Information shown:
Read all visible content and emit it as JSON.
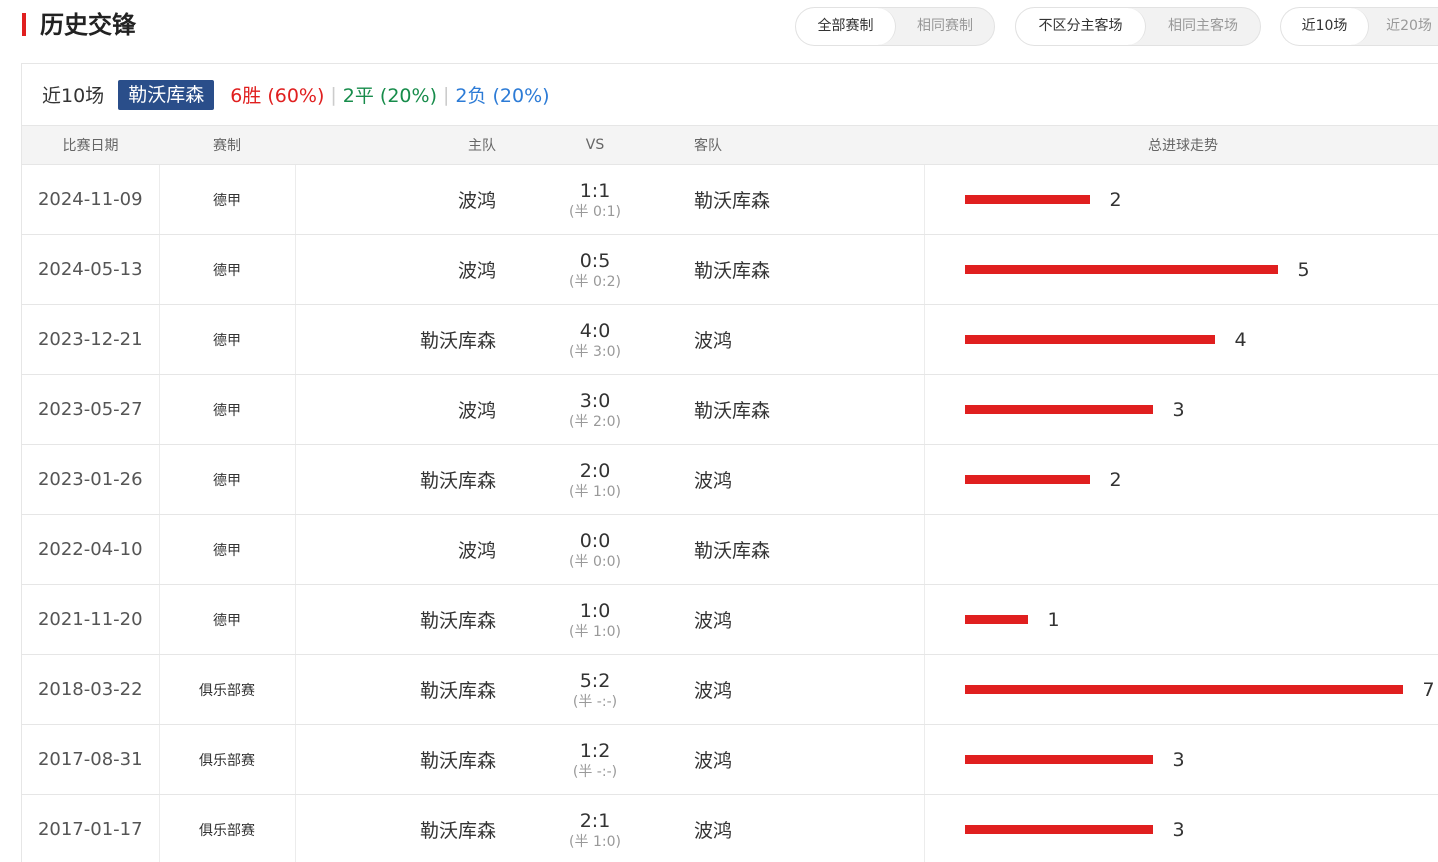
{
  "header": {
    "title": "历史交锋",
    "filters": [
      {
        "options": [
          "全部赛制",
          "相同赛制"
        ],
        "selected": 0
      },
      {
        "options": [
          "不区分主客场",
          "相同主客场"
        ],
        "selected": 0
      },
      {
        "options": [
          "近10场",
          "近20场"
        ],
        "selected": 0
      }
    ]
  },
  "summary": {
    "label": "近10场",
    "team": "勒沃库森",
    "win": "6胜 (60%)",
    "draw": "2平 (20%)",
    "loss": "2负 (20%)",
    "separator": "|"
  },
  "table": {
    "columns": [
      "比赛日期",
      "赛制",
      "主队",
      "VS",
      "客队",
      "总进球走势"
    ],
    "max_goals": 7,
    "rows": [
      {
        "date": "2024-11-09",
        "league": "德甲",
        "home": "波鸿",
        "home_color": "black",
        "score": "1:1",
        "half": "(半 0:1)",
        "away": "勒沃库森",
        "away_color": "green",
        "goals": 2,
        "goals_label": "2"
      },
      {
        "date": "2024-05-13",
        "league": "德甲",
        "home": "波鸿",
        "home_color": "black",
        "score": "0:5",
        "half": "(半 0:2)",
        "away": "勒沃库森",
        "away_color": "red",
        "goals": 5,
        "goals_label": "5"
      },
      {
        "date": "2023-12-21",
        "league": "德甲",
        "home": "勒沃库森",
        "home_color": "red",
        "score": "4:0",
        "half": "(半 3:0)",
        "away": "波鸿",
        "away_color": "black",
        "goals": 4,
        "goals_label": "4"
      },
      {
        "date": "2023-05-27",
        "league": "德甲",
        "home": "波鸿",
        "home_color": "black",
        "score": "3:0",
        "half": "(半 2:0)",
        "away": "勒沃库森",
        "away_color": "blue",
        "goals": 3,
        "goals_label": "3"
      },
      {
        "date": "2023-01-26",
        "league": "德甲",
        "home": "勒沃库森",
        "home_color": "red",
        "score": "2:0",
        "half": "(半 1:0)",
        "away": "波鸿",
        "away_color": "black",
        "goals": 2,
        "goals_label": "2"
      },
      {
        "date": "2022-04-10",
        "league": "德甲",
        "home": "波鸿",
        "home_color": "black",
        "score": "0:0",
        "half": "(半 0:0)",
        "away": "勒沃库森",
        "away_color": "green",
        "goals": 0,
        "goals_label": ""
      },
      {
        "date": "2021-11-20",
        "league": "德甲",
        "home": "勒沃库森",
        "home_color": "red",
        "score": "1:0",
        "half": "(半 1:0)",
        "away": "波鸿",
        "away_color": "black",
        "goals": 1,
        "goals_label": "1"
      },
      {
        "date": "2018-03-22",
        "league": "俱乐部赛",
        "home": "勒沃库森",
        "home_color": "red",
        "score": "5:2",
        "half": "(半 -:-)",
        "away": "波鸿",
        "away_color": "black",
        "goals": 7,
        "goals_label": "7"
      },
      {
        "date": "2017-08-31",
        "league": "俱乐部赛",
        "home": "勒沃库森",
        "home_color": "blue",
        "score": "1:2",
        "half": "(半 -:-)",
        "away": "波鸿",
        "away_color": "black",
        "goals": 3,
        "goals_label": "3"
      },
      {
        "date": "2017-01-17",
        "league": "俱乐部赛",
        "home": "勒沃库森",
        "home_color": "red",
        "score": "2:1",
        "half": "(半 1:0)",
        "away": "波鸿",
        "away_color": "black",
        "goals": 3,
        "goals_label": "3"
      }
    ]
  }
}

Written exercise: Note each line of the entries that has "score" in it, and copy those lines.

Reply:
        "score": "1:1",
        "score": "0:5",
        "score": "4:0",
        "score": "3:0",
        "score": "2:0",
        "score": "0:0",
        "score": "1:0",
        "score": "5:2",
        "score": "1:2",
        "score": "2:1",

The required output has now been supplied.